> **Directive**
Reproduce the lines of the material below word for word, from the line with "Annotate this image: element" through the line with "- flux-axes-frame: [98, 55, 938, 338]", including both of those lines.

Layout coordinate data

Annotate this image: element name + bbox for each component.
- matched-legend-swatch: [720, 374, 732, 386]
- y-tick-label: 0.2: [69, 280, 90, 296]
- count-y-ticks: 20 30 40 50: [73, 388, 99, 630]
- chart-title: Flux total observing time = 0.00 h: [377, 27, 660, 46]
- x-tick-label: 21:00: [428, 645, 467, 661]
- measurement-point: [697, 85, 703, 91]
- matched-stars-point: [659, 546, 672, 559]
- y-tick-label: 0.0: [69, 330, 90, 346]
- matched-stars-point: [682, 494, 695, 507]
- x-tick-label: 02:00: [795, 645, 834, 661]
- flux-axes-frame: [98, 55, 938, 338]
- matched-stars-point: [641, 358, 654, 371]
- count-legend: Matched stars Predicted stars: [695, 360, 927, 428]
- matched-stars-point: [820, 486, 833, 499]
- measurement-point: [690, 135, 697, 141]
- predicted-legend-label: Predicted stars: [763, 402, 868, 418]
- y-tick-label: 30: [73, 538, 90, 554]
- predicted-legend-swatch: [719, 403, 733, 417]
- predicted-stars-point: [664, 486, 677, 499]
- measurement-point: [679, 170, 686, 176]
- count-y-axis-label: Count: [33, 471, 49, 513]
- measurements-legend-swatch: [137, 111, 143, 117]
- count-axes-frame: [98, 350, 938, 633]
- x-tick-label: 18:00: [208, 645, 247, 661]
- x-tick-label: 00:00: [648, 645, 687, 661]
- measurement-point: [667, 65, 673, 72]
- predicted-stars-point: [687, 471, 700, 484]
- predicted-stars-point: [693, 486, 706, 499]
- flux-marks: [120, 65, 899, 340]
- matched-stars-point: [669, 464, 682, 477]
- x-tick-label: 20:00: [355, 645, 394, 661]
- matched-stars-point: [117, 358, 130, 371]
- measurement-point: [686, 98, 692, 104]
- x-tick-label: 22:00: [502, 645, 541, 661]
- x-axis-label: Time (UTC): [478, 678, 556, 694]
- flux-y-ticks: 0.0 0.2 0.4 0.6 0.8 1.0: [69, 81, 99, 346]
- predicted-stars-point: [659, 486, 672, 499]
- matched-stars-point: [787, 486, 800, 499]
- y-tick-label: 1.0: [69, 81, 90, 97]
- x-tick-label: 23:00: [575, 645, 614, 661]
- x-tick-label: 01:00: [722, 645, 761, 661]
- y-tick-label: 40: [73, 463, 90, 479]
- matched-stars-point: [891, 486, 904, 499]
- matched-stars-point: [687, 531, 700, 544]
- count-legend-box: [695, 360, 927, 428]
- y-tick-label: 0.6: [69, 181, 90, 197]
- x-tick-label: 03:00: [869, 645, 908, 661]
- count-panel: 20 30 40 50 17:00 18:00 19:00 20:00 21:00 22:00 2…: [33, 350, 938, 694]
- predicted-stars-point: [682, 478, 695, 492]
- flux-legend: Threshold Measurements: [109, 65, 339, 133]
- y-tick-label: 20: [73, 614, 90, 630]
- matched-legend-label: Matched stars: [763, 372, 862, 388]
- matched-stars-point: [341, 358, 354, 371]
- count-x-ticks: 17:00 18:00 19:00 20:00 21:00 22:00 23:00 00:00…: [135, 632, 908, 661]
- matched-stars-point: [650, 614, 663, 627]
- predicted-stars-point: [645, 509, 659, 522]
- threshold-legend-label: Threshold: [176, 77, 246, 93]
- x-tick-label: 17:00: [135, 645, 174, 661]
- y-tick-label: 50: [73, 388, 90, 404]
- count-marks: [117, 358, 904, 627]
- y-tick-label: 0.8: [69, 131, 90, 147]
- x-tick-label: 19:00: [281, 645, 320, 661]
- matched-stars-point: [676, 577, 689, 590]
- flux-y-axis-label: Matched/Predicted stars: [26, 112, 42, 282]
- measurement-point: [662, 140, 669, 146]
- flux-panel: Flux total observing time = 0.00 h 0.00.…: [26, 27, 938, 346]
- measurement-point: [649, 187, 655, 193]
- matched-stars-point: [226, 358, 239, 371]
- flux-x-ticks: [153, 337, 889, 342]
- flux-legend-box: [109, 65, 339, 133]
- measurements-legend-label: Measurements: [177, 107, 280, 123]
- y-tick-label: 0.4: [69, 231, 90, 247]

* * *

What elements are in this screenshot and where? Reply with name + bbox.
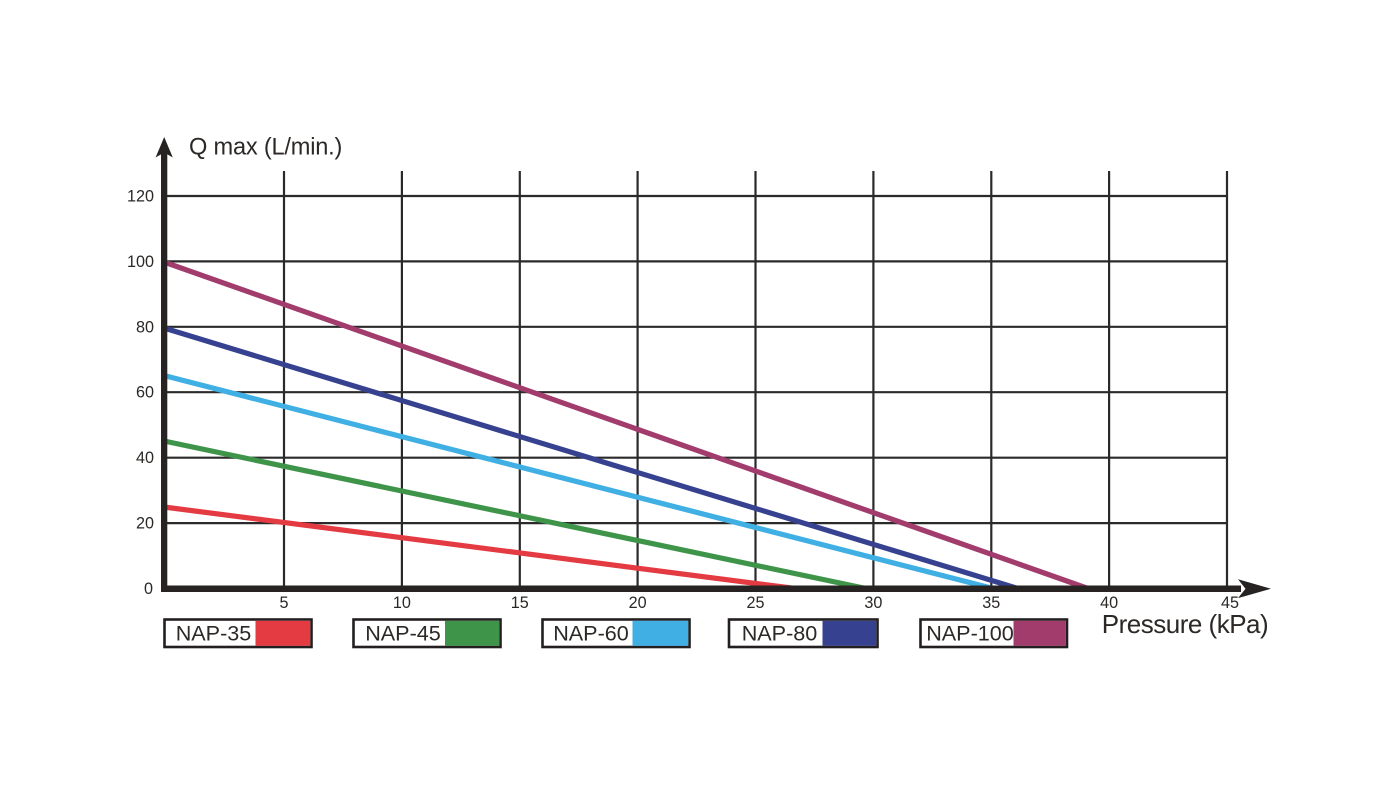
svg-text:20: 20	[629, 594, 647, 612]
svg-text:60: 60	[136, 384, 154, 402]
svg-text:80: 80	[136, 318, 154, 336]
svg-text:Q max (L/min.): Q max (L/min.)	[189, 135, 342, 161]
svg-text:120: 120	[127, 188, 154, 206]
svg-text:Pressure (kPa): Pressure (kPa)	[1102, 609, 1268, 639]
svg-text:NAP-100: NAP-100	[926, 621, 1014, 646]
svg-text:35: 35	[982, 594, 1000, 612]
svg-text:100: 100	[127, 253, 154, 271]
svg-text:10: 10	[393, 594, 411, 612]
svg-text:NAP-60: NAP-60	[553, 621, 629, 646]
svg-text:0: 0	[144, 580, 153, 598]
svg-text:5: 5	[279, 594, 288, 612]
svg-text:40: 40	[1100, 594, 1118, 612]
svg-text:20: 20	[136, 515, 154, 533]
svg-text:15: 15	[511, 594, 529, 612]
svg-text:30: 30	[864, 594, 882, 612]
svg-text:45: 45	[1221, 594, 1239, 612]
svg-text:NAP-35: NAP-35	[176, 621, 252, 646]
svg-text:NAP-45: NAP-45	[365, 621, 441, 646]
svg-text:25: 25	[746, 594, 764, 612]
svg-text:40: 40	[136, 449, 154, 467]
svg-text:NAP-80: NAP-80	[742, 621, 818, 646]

> **Answer for the task**
Annotate this image: element name + bbox for each component.
- matched-legend-swatch: [720, 374, 732, 386]
- y-tick-label: 0.2: [69, 280, 90, 296]
- count-y-ticks: 20 30 40 50: [73, 388, 99, 630]
- chart-title: Flux total observing time = 0.00 h: [377, 27, 660, 46]
- x-tick-label: 21:00: [428, 645, 467, 661]
- measurement-point: [697, 85, 703, 91]
- matched-stars-point: [659, 546, 672, 559]
- y-tick-label: 0.0: [69, 330, 90, 346]
- matched-stars-point: [682, 494, 695, 507]
- x-tick-label: 02:00: [795, 645, 834, 661]
- flux-axes-frame: [98, 55, 938, 338]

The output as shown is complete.